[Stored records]
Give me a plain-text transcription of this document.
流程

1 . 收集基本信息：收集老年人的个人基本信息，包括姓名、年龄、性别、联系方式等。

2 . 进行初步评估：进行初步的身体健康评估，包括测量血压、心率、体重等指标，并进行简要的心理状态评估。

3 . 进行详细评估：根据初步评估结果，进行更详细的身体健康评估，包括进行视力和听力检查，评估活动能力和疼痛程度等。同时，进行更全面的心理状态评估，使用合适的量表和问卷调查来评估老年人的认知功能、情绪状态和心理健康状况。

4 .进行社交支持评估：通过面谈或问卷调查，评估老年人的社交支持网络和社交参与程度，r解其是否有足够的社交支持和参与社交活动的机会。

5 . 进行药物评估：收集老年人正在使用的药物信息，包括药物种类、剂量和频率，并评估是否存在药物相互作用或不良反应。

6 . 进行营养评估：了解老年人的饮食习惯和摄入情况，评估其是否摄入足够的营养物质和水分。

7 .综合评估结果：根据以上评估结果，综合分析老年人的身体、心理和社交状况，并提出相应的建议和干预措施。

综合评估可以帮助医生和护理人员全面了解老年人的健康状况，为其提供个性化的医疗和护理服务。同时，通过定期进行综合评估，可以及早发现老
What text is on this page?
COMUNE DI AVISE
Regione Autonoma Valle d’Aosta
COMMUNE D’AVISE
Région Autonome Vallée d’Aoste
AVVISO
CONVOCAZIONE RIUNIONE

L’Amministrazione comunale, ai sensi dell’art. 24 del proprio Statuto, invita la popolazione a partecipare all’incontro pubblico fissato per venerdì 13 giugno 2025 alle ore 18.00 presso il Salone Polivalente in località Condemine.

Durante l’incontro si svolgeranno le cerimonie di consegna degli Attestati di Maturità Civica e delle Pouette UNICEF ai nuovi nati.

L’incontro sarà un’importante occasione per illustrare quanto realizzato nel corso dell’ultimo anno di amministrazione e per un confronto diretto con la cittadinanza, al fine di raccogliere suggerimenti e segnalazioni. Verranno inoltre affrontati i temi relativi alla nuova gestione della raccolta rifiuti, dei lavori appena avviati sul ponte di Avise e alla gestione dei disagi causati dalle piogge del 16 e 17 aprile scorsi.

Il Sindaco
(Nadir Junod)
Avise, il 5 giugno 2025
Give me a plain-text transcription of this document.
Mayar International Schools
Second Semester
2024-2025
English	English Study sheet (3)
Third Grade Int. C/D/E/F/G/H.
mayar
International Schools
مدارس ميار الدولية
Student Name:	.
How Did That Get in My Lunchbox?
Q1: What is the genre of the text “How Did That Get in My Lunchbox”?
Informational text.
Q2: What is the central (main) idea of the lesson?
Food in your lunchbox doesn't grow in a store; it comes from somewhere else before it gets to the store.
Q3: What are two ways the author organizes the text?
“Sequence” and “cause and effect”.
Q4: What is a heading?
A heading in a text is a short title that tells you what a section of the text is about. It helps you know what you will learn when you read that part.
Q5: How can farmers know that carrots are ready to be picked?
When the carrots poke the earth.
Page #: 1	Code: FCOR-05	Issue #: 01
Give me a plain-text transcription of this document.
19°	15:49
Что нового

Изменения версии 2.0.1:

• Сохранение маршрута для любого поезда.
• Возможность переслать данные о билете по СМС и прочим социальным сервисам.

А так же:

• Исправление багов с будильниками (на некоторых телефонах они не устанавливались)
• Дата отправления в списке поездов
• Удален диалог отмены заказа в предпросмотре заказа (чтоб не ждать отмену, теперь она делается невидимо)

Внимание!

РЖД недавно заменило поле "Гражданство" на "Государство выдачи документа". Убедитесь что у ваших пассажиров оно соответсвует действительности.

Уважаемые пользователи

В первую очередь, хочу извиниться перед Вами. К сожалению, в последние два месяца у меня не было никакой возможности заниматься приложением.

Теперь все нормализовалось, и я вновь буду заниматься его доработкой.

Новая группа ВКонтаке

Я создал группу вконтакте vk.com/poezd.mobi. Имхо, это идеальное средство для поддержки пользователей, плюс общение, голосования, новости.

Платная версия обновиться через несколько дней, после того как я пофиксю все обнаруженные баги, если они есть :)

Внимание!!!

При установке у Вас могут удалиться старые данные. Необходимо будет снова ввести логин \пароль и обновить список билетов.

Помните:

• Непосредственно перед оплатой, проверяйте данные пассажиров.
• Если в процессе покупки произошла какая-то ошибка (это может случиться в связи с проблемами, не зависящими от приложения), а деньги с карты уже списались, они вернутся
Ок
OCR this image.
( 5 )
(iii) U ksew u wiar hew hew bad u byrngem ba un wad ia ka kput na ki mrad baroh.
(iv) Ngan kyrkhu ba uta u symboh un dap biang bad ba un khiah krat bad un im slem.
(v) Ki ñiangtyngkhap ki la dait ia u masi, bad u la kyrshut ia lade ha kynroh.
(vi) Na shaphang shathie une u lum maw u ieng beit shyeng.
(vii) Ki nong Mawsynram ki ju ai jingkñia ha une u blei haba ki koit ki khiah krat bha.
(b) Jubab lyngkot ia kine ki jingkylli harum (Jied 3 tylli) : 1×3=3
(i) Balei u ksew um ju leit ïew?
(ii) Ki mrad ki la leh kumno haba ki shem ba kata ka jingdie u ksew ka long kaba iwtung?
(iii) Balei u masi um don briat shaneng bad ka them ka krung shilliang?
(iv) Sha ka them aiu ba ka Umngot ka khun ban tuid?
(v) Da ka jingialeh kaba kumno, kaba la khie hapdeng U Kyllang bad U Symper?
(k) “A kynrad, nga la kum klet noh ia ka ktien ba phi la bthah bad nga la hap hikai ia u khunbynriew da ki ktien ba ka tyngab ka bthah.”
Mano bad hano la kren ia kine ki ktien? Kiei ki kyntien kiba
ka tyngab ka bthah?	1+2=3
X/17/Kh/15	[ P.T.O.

▸ **Stated goal**:
Provide the number of lines in the data above that contain the string "giugno", and nothing else.

▸ **Completed exercise**:
2